[What the exercise asks] Please give the count of lines holding the string "ylabel" and nothing besides.

[Rows]
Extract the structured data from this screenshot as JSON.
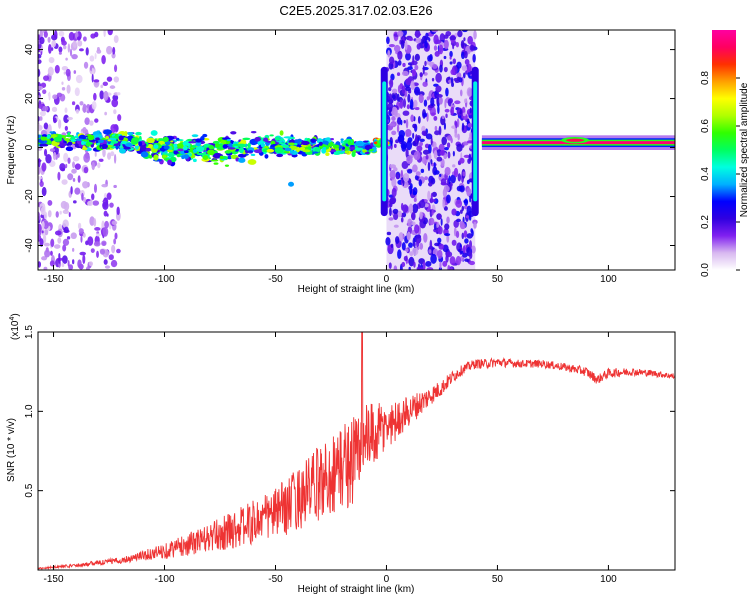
{
  "title": "C2E5.2025.317.02.03.E26",
  "chart_data": [
    {
      "type": "heatmap",
      "name": "spectrogram",
      "xlabel": "Height of straight line (km)",
      "ylabel": "Frequency (Hz)",
      "xlim": [
        -157,
        130
      ],
      "ylim": [
        -50,
        48
      ],
      "xticks": [
        -150,
        -100,
        -50,
        0,
        50,
        100
      ],
      "yticks": [
        -40,
        -20,
        0,
        20,
        40
      ],
      "colorbar": {
        "label": "Normalized spectral amplitude",
        "range": [
          0,
          1
        ],
        "ticks": [
          "0.0",
          "0.2",
          "0.4",
          "0.6",
          "0.8"
        ],
        "tick_values": [
          0,
          0.2,
          0.4,
          0.6,
          0.8
        ],
        "stops": [
          "#ffffff",
          "#d8b8f0",
          "#8020f0",
          "#3000e0",
          "#0000ff",
          "#00b0ff",
          "#00ffe0",
          "#00ff60",
          "#30ff00",
          "#b0ff00",
          "#ffff00",
          "#ffa000",
          "#ff3000",
          "#ff0060",
          "#ff00a0"
        ]
      },
      "broadband_noise_regions_km": [
        [
          -157,
          -120
        ],
        [
          0,
          40
        ]
      ],
      "ridge": {
        "segments": [
          {
            "x_range": [
              -157,
              -5
            ],
            "freq_hz": [
              3,
              0
            ],
            "peak_amplitude": 0.6,
            "description": "scattered multi-color blobs"
          },
          {
            "x_range": [
              -5,
              0
            ],
            "freq_hz": [
              2,
              2
            ],
            "peak_amplitude": 0.9
          },
          {
            "x_range": [
              43,
              130
            ],
            "freq_hz": [
              2,
              2
            ],
            "peak_amplitude": 1.0,
            "description": "continuous red band"
          }
        ]
      },
      "transients_km": [
        -1,
        40
      ],
      "transient_freq_range_hz": [
        -28,
        33
      ]
    },
    {
      "type": "line",
      "name": "snr",
      "xlabel": "Height of straight line (km)",
      "ylabel": "SNR (10 * v/v)",
      "y_multiplier": "(x10",
      "y_multiplier_exp": "4",
      "y_multiplier_close": ")",
      "xlim": [
        -157,
        130
      ],
      "ylim": [
        0,
        1.5
      ],
      "xticks": [
        -150,
        -100,
        -50,
        0,
        50,
        100
      ],
      "yticks": [
        0.5,
        1.0,
        1.5
      ],
      "ytick_labels": [
        "0.5",
        "1.0",
        "1.5"
      ],
      "color": "#ee3333",
      "series": [
        {
          "name": "SNR",
          "x": [
            -157,
            -140,
            -120,
            -110,
            -100,
            -90,
            -80,
            -70,
            -60,
            -50,
            -45,
            -40,
            -35,
            -30,
            -25,
            -20,
            -15,
            -12,
            -10,
            -5,
            0,
            5,
            10,
            15,
            20,
            25,
            30,
            35,
            40,
            45,
            50,
            60,
            70,
            80,
            90,
            95,
            100,
            110,
            120,
            130
          ],
          "y": [
            0.01,
            0.03,
            0.06,
            0.09,
            0.12,
            0.16,
            0.2,
            0.25,
            0.3,
            0.36,
            0.4,
            0.45,
            0.5,
            0.55,
            0.6,
            0.65,
            0.7,
            0.75,
            0.8,
            0.85,
            0.9,
            0.95,
            1.0,
            1.05,
            1.1,
            1.15,
            1.22,
            1.27,
            1.3,
            1.3,
            1.31,
            1.3,
            1.3,
            1.28,
            1.25,
            1.2,
            1.24,
            1.25,
            1.24,
            1.22
          ],
          "noise_amplitude": [
            0.005,
            0.01,
            0.02,
            0.03,
            0.05,
            0.07,
            0.09,
            0.12,
            0.14,
            0.16,
            0.18,
            0.2,
            0.22,
            0.24,
            0.26,
            0.28,
            0.3,
            0.3,
            0.25,
            0.2,
            0.16,
            0.12,
            0.1,
            0.08,
            0.06,
            0.05,
            0.04,
            0.03,
            0.03,
            0.03,
            0.03,
            0.025,
            0.025,
            0.025,
            0.03,
            0.03,
            0.03,
            0.025,
            0.02,
            0.02
          ],
          "spike": {
            "x": -11,
            "y": 1.5
          }
        }
      ]
    }
  ]
}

[Full output] 2